やること: ミャンマーのサイクロン被害についての文章を読んで、被害が食料生産の面でも心配されているのはなぜか、文章に書かれている理由を説明してください。

元の文章:
━━━━━━

Disaster Report 海外災害レポート

ミャンマーにおけるサイクロン被害
アジア防災センター研究員 塩見有美

2008年5月2日から3日にかけて、ミャンマーにサイクロン「ナルギス(Nargis)」が上陸し、エヤワディデルタからヤンゴンに深刻な被害をもたらしました。

サイクロンによる被害の概要

 4月27日にベンガル湾で発生した熱帯低気圧は、翌28日にはサイクロンへと発達し、徐々に勢力を強めていきました。5月2日、ミャンマー沿岸部では最大風速秒速56m、カテゴリー4(5段階で2番目に大きい)に達して、同日上陸し、エヤワディデルタ地域を横断しました。暴風雨に加え、高さ約3.5mの高潮も発生したことから、低地の同地域の被害をいっそう拡大させました。
 ミャンマー政府、国連の発表によると、7月1日現在、死者8万4537人、行方不明者7万738人となり、被災地の人口470万のうち240万が被災しています。これを過去のミャンマーのサイクロンの被害と比較すると(下表)、サイクロン「ナルギス」が突出していることがわかります。また、ほかの自然災害を含めても、同国で発生した一件の災害としては20世紀以降最大であるといえます。
 多数の家屋が倒壊し、病院、学校などの公共施設や、水道、道路、橋梁、電気、通信設備などのインフラにも深刻な被害が及びました。その結果、救援活動、物資の輸送・供給が滞り、食料、飲料水、医療、衛生などの問題も生じました。
 被災地域は同国の農業(コメ)にとって重要な地域ですが、高潮、洪水の被害が深刻であり、復旧のスピードが遅れれば次期の収穫に影響が生じるため、食料生産の面でも懸念されています。

サイクロン「ナルギス」の経路および被災地域
ミャンマーの土地利用
ミャンマーにおける自然被害(20世紀以降)

ミャンマー政府と国際社会の対応

 ミャンマー政府は、エヤワディ管区およびヤンゴン管区を被災地域に指定し、救援活動や物資の分配に取り組んできました。テイン・セイン首相が率いる緊急委員会を通じ救援活動、国家災害管理計画の実施、国際機関、国内外の支援組織との調整を行っています。
 5月19日、シンガポールで東南アジア諸国連合(ASEAN)の緊急外相会議が開かれ、国外からの支援物資、支援要員の受け入れ調整機関がASEANに設置されることになりました。それを受け、ミャンマー政府、ASEANそして国連の三者がコアグループを形成し、合同で支援策を話し合う国際支援会議が5月25日にヤンゴンにて開催されました。テイン・セイン・ミャンマー首相、パン・ギムン国連事務総長等、51カ国の代表、関係国際機関・団体の代表が出席し、今後の支援、復興策等について話し合われました。

━━━━━━

手元の資料:
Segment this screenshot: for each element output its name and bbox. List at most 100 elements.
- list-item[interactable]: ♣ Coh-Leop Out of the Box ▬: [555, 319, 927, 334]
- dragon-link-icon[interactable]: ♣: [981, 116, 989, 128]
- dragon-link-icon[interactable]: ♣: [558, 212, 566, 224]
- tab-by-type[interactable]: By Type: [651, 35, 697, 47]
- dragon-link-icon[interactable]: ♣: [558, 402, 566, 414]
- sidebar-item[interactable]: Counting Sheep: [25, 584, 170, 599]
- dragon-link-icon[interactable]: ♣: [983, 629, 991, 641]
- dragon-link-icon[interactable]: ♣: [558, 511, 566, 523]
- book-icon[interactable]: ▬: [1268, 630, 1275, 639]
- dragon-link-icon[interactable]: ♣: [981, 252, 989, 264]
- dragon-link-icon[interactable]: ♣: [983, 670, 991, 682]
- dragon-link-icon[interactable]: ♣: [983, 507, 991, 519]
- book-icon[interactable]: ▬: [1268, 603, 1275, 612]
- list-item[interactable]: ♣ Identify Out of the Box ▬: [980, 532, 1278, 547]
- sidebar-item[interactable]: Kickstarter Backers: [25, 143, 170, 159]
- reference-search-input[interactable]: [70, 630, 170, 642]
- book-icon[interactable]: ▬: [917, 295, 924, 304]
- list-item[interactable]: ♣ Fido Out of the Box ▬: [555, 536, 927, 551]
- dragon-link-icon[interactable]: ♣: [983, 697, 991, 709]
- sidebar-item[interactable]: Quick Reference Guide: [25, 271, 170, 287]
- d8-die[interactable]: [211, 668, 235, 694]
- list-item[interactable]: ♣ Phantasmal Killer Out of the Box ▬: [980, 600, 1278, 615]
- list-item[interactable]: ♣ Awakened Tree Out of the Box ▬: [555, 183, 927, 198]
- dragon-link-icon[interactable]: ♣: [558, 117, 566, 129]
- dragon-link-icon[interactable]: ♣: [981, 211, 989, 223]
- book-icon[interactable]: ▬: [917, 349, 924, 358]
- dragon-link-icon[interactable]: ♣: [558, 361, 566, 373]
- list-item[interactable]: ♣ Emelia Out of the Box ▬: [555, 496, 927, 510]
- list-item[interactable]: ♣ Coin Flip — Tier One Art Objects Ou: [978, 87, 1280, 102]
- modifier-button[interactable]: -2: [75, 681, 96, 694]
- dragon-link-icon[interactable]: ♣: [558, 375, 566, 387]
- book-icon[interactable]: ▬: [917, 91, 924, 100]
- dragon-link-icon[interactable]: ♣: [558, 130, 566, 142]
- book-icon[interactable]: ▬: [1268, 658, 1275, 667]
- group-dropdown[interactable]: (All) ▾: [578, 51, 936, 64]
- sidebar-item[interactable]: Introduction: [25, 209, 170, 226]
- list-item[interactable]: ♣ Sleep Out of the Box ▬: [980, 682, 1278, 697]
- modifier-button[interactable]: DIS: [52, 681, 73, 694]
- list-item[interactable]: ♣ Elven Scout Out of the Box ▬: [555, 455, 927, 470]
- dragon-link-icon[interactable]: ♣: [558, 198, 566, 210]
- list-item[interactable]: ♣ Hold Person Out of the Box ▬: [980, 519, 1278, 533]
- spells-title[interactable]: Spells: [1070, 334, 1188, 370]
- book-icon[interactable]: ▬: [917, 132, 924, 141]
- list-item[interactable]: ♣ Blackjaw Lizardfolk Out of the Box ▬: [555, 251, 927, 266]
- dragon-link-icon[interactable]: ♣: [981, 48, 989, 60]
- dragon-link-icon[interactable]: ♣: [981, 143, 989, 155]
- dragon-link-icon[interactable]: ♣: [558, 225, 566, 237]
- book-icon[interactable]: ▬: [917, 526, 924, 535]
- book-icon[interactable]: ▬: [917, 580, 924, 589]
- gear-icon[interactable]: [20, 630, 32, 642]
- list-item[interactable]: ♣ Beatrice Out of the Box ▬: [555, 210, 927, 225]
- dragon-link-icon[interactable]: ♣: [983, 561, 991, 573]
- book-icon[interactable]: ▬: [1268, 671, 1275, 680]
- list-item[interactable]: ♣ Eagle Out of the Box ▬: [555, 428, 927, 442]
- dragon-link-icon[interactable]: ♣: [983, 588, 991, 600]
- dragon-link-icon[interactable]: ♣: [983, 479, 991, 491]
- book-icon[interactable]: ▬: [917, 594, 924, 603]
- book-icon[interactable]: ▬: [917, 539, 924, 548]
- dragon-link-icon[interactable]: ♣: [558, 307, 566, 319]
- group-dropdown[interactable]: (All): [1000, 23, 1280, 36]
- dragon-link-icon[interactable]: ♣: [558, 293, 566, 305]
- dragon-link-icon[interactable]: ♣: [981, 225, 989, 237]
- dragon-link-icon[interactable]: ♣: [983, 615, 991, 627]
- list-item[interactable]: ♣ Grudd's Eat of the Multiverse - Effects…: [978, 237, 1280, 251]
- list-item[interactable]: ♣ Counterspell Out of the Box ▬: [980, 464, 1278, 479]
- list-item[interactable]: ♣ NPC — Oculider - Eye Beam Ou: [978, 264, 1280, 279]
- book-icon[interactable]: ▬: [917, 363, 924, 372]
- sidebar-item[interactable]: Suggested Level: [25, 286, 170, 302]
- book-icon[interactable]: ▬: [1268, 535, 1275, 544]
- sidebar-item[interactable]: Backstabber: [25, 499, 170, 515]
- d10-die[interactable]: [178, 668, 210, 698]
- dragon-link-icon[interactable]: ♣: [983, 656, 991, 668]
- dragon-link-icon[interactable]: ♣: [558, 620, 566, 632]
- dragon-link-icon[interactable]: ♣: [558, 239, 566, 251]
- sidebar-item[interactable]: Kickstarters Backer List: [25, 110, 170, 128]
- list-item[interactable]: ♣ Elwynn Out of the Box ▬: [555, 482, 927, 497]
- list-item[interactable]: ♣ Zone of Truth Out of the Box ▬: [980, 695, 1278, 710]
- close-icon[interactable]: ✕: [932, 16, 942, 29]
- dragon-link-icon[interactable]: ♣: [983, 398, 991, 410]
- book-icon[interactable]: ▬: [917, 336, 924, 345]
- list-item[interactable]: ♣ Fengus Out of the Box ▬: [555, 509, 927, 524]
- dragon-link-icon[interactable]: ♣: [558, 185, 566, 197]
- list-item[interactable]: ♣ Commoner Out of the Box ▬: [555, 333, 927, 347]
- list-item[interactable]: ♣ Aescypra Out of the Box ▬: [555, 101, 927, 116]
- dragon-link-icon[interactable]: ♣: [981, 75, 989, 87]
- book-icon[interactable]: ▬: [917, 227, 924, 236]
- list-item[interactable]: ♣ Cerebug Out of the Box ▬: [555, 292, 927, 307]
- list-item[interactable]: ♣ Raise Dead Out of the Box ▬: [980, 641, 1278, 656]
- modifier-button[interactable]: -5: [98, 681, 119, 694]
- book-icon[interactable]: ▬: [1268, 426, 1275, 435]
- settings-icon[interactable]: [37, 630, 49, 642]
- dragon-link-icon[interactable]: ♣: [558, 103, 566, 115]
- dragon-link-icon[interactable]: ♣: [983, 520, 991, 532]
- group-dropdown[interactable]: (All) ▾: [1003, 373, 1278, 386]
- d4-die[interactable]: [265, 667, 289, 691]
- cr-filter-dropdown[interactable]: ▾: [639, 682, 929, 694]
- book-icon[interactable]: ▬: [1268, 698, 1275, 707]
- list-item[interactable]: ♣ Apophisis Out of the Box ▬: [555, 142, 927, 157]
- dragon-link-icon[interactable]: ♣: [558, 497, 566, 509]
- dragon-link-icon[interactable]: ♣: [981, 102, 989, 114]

━━━━━━

回答: 被災地域はミャンマーのコメ作りにとって大事な地域です。そこで高潮や洪水の被害がひどく、復旧が遅れると次の収穫に影響が出るからです。